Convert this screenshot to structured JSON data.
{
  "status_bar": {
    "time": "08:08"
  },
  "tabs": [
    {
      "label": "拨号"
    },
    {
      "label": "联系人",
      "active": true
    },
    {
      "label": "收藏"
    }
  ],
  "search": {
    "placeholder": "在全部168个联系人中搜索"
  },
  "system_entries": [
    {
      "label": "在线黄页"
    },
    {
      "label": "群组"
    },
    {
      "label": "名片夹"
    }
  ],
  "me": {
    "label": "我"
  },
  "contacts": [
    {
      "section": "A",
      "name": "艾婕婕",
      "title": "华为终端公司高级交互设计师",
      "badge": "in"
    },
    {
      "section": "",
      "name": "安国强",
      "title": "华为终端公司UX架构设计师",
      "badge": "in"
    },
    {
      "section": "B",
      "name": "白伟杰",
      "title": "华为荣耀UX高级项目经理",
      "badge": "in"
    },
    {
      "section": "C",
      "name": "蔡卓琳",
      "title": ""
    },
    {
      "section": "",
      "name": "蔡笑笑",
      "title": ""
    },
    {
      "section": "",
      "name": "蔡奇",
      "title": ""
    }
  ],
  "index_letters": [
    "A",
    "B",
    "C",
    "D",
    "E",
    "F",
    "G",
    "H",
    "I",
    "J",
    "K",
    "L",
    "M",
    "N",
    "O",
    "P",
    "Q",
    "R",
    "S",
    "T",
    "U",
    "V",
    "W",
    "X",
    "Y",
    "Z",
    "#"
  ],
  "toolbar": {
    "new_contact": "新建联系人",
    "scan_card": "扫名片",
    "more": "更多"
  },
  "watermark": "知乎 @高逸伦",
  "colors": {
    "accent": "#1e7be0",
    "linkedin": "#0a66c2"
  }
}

§ EXERCISE TASK
From the listing above, extract every line exactly as it stands.

§ TASK OUTPUT
Convert this screenshot to structured JSON data.
{
  "status_bar": {
    "time": "08:08"
  },
  "tabs": [
    {
      "label": "拨号"
    },
    {
      "label": "联系人",
      "active": true
    },
    {
      "label": "收藏"
    }
  ],
  "search": {
    "placeholder": "在全部168个联系人中搜索"
  },
  "system_entries": [
    {
      "label": "在线黄页"
    },
    {
      "label": "群组"
    },
    {
      "label": "名片夹"
    }
  ],
  "me": {
    "label": "我"
  },
  "contacts": [
    {
      "section": "A",
      "name": "艾婕婕",
      "title": "华为终端公司高级交互设计师",
      "badge": "in"
    },
    {
      "section": "",
      "name": "安国强",
      "title": "华为终端公司UX架构设计师",
      "badge": "in"
    },
    {
      "section": "B",
      "name": "白伟杰",
      "title": "华为荣耀UX高级项目经理",
      "badge": "in"
    },
    {
      "section": "C",
      "name": "蔡卓琳",
      "title": ""
    },
    {
      "section": "",
      "name": "蔡笑笑",
      "title": ""
    },
    {
      "section": "",
      "name": "蔡奇",
      "title": ""
    }
  ],
  "index_letters": [
    "A",
    "B",
    "C",
    "D",
    "E",
    "F",
    "G",
    "H",
    "I",
    "J",
    "K",
    "L",
    "M",
    "N",
    "O",
    "P",
    "Q",
    "R",
    "S",
    "T",
    "U",
    "V",
    "W",
    "X",
    "Y",
    "Z",
    "#"
  ],
  "toolbar": {
    "new_contact": "新建联系人",
    "scan_card": "扫名片",
    "more": "更多"
  },
  "watermark": "知乎 @高逸伦",
  "colors": {
    "accent": "#1e7be0",
    "linkedin": "#0a66c2"
  }
}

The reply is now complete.